Exercise: Lines containing the word "degrees" are the ones to copy from the records below.

* BEGIN Data shown *

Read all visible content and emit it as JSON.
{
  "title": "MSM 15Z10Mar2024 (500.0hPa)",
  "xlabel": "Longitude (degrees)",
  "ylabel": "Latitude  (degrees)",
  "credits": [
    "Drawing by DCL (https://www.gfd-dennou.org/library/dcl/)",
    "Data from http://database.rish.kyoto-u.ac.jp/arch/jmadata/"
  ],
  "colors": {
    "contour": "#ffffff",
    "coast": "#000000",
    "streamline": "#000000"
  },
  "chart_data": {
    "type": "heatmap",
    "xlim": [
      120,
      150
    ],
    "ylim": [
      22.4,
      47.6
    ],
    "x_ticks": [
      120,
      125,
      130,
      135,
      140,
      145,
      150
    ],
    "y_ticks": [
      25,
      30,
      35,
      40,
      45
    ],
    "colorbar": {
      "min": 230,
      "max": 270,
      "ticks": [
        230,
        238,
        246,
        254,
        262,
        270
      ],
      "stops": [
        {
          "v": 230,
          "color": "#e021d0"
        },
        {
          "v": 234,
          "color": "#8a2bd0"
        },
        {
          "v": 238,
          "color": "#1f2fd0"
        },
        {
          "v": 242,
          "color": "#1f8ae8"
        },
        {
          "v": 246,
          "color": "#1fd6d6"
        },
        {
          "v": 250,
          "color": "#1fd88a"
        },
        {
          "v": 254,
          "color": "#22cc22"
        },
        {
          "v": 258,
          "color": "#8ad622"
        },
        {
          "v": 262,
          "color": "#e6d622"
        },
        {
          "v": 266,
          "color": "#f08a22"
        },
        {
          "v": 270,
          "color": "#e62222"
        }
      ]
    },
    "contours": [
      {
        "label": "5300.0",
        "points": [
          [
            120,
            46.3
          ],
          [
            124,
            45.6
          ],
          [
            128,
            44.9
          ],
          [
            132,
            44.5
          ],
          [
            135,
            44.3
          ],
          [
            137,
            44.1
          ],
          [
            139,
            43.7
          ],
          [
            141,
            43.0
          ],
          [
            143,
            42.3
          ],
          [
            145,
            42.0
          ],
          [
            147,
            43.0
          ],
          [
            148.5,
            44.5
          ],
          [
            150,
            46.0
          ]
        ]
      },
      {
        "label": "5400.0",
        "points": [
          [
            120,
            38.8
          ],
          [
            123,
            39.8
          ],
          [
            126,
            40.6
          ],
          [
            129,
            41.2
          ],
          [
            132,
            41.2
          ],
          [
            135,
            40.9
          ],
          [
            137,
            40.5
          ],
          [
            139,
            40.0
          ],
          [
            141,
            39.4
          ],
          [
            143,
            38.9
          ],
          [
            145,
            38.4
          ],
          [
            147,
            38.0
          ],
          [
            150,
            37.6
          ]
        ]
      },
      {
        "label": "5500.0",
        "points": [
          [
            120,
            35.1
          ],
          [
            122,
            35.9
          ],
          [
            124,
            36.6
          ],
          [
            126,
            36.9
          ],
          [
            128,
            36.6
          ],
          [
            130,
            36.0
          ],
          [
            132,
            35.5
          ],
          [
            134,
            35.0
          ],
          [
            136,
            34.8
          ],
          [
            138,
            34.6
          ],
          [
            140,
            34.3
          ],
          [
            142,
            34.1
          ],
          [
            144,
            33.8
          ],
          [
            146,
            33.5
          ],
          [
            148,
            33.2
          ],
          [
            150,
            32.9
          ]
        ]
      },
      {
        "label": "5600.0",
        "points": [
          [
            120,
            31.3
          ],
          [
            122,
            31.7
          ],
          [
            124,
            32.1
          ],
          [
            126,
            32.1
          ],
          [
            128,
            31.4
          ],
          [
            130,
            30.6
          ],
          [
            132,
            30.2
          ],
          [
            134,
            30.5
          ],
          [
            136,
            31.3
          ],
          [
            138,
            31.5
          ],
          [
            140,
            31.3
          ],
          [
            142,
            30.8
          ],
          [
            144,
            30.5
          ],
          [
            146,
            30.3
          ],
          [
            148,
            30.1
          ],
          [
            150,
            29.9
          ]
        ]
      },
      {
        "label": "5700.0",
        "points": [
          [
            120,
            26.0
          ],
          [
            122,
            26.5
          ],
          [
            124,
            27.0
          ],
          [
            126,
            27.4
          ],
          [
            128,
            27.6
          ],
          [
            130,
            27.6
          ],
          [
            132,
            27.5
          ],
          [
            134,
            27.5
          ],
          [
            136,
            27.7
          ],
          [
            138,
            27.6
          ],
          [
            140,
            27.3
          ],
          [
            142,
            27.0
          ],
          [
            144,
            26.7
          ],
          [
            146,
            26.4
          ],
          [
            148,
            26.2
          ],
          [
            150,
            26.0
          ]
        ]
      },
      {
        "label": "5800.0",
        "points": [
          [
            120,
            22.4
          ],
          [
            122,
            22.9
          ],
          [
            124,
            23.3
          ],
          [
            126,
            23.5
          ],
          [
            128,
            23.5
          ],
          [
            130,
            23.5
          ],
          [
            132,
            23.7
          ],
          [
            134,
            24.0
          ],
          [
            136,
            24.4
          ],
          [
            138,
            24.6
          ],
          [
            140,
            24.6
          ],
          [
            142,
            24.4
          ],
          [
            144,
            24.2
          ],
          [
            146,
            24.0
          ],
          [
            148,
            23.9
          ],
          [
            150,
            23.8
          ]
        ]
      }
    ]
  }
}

* END Data shown *

Solved exercise:
  "xlabel": "Longitude (degrees)",
  "ylabel": "Latitude  (degrees)",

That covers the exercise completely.